What is needed. Read the data and repeat all of it exactly.

○ ○ ○ ○

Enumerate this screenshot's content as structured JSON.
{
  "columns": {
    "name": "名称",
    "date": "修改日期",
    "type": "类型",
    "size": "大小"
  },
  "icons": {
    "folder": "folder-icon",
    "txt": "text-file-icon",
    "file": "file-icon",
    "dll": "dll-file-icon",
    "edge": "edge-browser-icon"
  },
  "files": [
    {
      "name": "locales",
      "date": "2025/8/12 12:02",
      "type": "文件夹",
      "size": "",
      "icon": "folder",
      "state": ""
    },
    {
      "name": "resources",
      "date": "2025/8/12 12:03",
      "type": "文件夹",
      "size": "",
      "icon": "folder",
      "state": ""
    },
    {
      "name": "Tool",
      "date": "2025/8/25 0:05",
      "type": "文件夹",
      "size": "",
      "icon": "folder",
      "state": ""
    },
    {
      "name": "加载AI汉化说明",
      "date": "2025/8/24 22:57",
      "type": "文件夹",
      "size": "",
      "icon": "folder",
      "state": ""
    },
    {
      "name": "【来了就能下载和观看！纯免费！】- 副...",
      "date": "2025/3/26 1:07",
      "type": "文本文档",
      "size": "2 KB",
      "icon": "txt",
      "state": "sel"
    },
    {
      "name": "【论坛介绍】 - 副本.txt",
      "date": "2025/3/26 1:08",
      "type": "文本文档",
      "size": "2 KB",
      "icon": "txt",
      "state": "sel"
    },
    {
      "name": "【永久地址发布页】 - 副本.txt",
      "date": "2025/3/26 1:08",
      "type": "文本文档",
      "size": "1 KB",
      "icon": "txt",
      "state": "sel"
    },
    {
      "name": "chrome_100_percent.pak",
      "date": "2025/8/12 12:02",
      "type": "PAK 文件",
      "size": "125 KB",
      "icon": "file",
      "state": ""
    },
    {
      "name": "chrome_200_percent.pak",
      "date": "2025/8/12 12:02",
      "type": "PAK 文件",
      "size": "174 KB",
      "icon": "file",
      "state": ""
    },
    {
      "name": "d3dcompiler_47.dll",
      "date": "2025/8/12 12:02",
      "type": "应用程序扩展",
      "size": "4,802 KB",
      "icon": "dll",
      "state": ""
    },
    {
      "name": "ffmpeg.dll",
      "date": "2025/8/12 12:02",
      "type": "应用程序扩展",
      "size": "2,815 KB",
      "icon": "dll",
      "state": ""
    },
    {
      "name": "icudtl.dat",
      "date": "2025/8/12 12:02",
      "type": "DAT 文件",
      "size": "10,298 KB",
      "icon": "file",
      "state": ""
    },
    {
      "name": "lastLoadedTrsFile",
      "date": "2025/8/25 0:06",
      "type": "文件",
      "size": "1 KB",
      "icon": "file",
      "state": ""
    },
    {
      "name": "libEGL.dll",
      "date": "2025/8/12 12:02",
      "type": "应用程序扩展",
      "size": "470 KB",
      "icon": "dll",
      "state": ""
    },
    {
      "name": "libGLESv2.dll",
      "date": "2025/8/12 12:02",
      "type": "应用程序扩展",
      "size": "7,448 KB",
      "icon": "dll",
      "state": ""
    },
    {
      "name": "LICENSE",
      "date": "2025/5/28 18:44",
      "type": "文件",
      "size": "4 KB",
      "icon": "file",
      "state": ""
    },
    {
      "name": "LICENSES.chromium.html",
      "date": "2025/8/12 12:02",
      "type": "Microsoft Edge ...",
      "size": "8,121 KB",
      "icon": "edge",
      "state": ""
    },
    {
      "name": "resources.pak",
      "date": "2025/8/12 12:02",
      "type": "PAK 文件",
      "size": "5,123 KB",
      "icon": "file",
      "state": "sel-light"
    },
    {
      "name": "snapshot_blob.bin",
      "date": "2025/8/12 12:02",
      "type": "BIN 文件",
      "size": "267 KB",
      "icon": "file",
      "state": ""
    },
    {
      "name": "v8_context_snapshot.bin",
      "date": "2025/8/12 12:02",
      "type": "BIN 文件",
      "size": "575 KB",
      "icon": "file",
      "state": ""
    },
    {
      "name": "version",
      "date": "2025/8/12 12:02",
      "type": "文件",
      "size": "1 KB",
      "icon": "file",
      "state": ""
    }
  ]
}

○ ○ ○ ○

The output.
Enumerate this screenshot's content as structured JSON.
{
  "columns": {
    "name": "名称",
    "date": "修改日期",
    "type": "类型",
    "size": "大小"
  },
  "icons": {
    "folder": "folder-icon",
    "txt": "text-file-icon",
    "file": "file-icon",
    "dll": "dll-file-icon",
    "edge": "edge-browser-icon"
  },
  "files": [
    {
      "name": "locales",
      "date": "2025/8/12 12:02",
      "type": "文件夹",
      "size": "",
      "icon": "folder",
      "state": ""
    },
    {
      "name": "resources",
      "date": "2025/8/12 12:03",
      "type": "文件夹",
      "size": "",
      "icon": "folder",
      "state": ""
    },
    {
      "name": "Tool",
      "date": "2025/8/25 0:05",
      "type": "文件夹",
      "size": "",
      "icon": "folder",
      "state": ""
    },
    {
      "name": "加载AI汉化说明",
      "date": "2025/8/24 22:57",
      "type": "文件夹",
      "size": "",
      "icon": "folder",
      "state": ""
    },
    {
      "name": "【来了就能下载和观看！纯免费！】- 副...",
      "date": "2025/3/26 1:07",
      "type": "文本文档",
      "size": "2 KB",
      "icon": "txt",
      "state": "sel"
    },
    {
      "name": "【论坛介绍】 - 副本.txt",
      "date": "2025/3/26 1:08",
      "type": "文本文档",
      "size": "2 KB",
      "icon": "txt",
      "state": "sel"
    },
    {
      "name": "【永久地址发布页】 - 副本.txt",
      "date": "2025/3/26 1:08",
      "type": "文本文档",
      "size": "1 KB",
      "icon": "txt",
      "state": "sel"
    },
    {
      "name": "chrome_100_percent.pak",
      "date": "2025/8/12 12:02",
      "type": "PAK 文件",
      "size": "125 KB",
      "icon": "file",
      "state": ""
    },
    {
      "name": "chrome_200_percent.pak",
      "date": "2025/8/12 12:02",
      "type": "PAK 文件",
      "size": "174 KB",
      "icon": "file",
      "state": ""
    },
    {
      "name": "d3dcompiler_47.dll",
      "date": "2025/8/12 12:02",
      "type": "应用程序扩展",
      "size": "4,802 KB",
      "icon": "dll",
      "state": ""
    },
    {
      "name": "ffmpeg.dll",
      "date": "2025/8/12 12:02",
      "type": "应用程序扩展",
      "size": "2,815 KB",
      "icon": "dll",
      "state": ""
    },
    {
      "name": "icudtl.dat",
      "date": "2025/8/12 12:02",
      "type": "DAT 文件",
      "size": "10,298 KB",
      "icon": "file",
      "state": ""
    },
    {
      "name": "lastLoadedTrsFile",
      "date": "2025/8/25 0:06",
      "type": "文件",
      "size": "1 KB",
      "icon": "file",
      "state": ""
    },
    {
      "name": "libEGL.dll",
      "date": "2025/8/12 12:02",
      "type": "应用程序扩展",
      "size": "470 KB",
      "icon": "dll",
      "state": ""
    },
    {
      "name": "libGLESv2.dll",
      "date": "2025/8/12 12:02",
      "type": "应用程序扩展",
      "size": "7,448 KB",
      "icon": "dll",
      "state": ""
    },
    {
      "name": "LICENSE",
      "date": "2025/5/28 18:44",
      "type": "文件",
      "size": "4 KB",
      "icon": "file",
      "state": ""
    },
    {
      "name": "LICENSES.chromium.html",
      "date": "2025/8/12 12:02",
      "type": "Microsoft Edge ...",
      "size": "8,121 KB",
      "icon": "edge",
      "state": ""
    },
    {
      "name": "resources.pak",
      "date": "2025/8/12 12:02",
      "type": "PAK 文件",
      "size": "5,123 KB",
      "icon": "file",
      "state": "sel-light"
    },
    {
      "name": "snapshot_blob.bin",
      "date": "2025/8/12 12:02",
      "type": "BIN 文件",
      "size": "267 KB",
      "icon": "file",
      "state": ""
    },
    {
      "name": "v8_context_snapshot.bin",
      "date": "2025/8/12 12:02",
      "type": "BIN 文件",
      "size": "575 KB",
      "icon": "file",
      "state": ""
    },
    {
      "name": "version",
      "date": "2025/8/12 12:02",
      "type": "文件",
      "size": "1 KB",
      "icon": "file",
      "state": ""
    }
  ]
}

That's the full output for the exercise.